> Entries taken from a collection
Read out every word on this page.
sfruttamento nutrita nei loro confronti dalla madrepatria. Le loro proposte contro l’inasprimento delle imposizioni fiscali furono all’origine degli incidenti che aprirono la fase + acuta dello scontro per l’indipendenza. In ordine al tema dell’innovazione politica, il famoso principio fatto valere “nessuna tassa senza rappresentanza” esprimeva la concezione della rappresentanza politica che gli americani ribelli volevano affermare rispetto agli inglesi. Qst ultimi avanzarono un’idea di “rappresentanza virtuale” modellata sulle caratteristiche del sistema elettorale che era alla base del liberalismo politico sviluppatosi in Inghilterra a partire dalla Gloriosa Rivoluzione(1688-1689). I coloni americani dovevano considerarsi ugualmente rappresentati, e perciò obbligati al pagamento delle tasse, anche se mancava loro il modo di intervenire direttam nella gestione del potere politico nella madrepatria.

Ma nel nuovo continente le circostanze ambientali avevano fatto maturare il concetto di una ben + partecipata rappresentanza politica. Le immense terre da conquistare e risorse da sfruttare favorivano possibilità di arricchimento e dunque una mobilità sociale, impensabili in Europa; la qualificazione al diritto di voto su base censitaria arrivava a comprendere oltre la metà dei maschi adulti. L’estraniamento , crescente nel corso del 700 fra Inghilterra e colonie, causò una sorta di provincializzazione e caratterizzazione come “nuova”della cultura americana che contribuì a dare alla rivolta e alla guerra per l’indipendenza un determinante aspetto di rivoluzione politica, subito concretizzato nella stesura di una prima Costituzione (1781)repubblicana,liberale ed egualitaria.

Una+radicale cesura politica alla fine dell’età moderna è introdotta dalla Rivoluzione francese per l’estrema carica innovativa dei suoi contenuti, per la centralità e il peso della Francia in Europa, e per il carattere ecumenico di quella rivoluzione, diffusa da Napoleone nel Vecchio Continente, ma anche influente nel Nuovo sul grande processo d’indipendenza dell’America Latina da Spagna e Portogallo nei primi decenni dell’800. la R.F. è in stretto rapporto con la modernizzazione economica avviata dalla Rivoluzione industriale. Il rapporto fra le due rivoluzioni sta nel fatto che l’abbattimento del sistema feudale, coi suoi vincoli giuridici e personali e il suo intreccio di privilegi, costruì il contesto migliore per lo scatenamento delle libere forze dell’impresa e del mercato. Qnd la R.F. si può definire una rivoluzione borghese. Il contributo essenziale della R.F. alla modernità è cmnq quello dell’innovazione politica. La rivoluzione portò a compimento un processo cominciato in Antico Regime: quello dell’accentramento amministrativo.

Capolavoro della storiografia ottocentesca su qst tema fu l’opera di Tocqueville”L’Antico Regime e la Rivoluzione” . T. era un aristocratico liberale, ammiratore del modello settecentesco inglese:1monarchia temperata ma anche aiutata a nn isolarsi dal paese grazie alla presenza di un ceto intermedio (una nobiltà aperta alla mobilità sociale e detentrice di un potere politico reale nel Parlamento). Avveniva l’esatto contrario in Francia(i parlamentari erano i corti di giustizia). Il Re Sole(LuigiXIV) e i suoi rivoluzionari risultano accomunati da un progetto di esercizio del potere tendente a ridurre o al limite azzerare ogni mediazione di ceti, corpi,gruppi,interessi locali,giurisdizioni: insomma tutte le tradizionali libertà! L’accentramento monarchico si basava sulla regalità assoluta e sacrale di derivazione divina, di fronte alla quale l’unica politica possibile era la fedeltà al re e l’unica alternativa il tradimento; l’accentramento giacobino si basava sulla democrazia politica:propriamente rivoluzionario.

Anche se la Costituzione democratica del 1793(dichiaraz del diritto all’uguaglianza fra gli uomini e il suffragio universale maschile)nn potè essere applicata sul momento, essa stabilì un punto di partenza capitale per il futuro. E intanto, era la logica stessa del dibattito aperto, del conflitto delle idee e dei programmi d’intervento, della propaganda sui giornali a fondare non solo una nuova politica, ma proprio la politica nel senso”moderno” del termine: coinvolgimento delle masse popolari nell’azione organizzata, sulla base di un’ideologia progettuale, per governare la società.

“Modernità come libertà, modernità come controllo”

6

> Set problem
In the entries above, count each line holding "nuova" and report the total and nothing more.

> Final result
2